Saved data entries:
---*---

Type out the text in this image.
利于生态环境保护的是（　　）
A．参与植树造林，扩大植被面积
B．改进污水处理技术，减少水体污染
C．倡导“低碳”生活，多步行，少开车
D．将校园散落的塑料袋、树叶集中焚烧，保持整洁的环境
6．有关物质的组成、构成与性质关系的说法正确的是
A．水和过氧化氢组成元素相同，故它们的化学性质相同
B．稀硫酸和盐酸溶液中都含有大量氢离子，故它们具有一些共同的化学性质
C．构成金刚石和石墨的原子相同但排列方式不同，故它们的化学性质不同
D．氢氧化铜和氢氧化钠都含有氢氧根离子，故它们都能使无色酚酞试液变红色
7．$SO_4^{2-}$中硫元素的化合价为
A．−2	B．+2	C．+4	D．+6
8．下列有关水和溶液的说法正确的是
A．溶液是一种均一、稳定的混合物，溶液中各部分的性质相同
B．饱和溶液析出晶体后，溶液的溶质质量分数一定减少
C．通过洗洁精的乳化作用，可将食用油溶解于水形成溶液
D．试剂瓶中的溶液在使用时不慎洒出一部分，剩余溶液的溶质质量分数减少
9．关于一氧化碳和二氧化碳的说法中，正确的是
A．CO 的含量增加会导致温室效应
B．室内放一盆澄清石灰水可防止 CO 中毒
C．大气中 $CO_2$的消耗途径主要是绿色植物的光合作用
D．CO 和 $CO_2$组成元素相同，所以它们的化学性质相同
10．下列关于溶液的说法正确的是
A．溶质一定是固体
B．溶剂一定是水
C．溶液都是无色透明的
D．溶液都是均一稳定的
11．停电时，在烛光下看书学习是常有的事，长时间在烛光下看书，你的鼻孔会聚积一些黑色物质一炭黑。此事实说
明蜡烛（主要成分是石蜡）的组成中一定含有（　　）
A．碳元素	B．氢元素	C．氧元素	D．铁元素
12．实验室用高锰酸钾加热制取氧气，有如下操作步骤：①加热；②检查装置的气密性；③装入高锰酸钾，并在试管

---*---

**Set task**. Copy out all of the lines above exactly.

**Expected answer**.
Type out the text in this image.
利于生态环境保护的是（　　）
A．参与植树造林，扩大植被面积
B．改进污水处理技术，减少水体污染
C．倡导“低碳”生活，多步行，少开车
D．将校园散落的塑料袋、树叶集中焚烧，保持整洁的环境
6．有关物质的组成、构成与性质关系的说法正确的是
A．水和过氧化氢组成元素相同，故它们的化学性质相同
B．稀硫酸和盐酸溶液中都含有大量氢离子，故它们具有一些共同的化学性质
C．构成金刚石和石墨的原子相同但排列方式不同，故它们的化学性质不同
D．氢氧化铜和氢氧化钠都含有氢氧根离子，故它们都能使无色酚酞试液变红色
7．$SO_4^{2-}$中硫元素的化合价为
A．−2	B．+2	C．+4	D．+6
8．下列有关水和溶液的说法正确的是
A．溶液是一种均一、稳定的混合物，溶液中各部分的性质相同
B．饱和溶液析出晶体后，溶液的溶质质量分数一定减少
C．通过洗洁精的乳化作用，可将食用油溶解于水形成溶液
D．试剂瓶中的溶液在使用时不慎洒出一部分，剩余溶液的溶质质量分数减少
9．关于一氧化碳和二氧化碳的说法中，正确的是
A．CO 的含量增加会导致温室效应
B．室内放一盆澄清石灰水可防止 CO 中毒
C．大气中 $CO_2$的消耗途径主要是绿色植物的光合作用
D．CO 和 $CO_2$组成元素相同，所以它们的化学性质相同
10．下列关于溶液的说法正确的是
A．溶质一定是固体
B．溶剂一定是水
C．溶液都是无色透明的
D．溶液都是均一稳定的
11．停电时，在烛光下看书学习是常有的事，长时间在烛光下看书，你的鼻孔会聚积一些黑色物质一炭黑。此事实说
明蜡烛（主要成分是石蜡）的组成中一定含有（　　）
A．碳元素	B．氢元素	C．氧元素	D．铁元素
12．实验室用高锰酸钾加热制取氧气，有如下操作步骤：①加热；②检查装置的气密性；③装入高锰酸钾，并在试管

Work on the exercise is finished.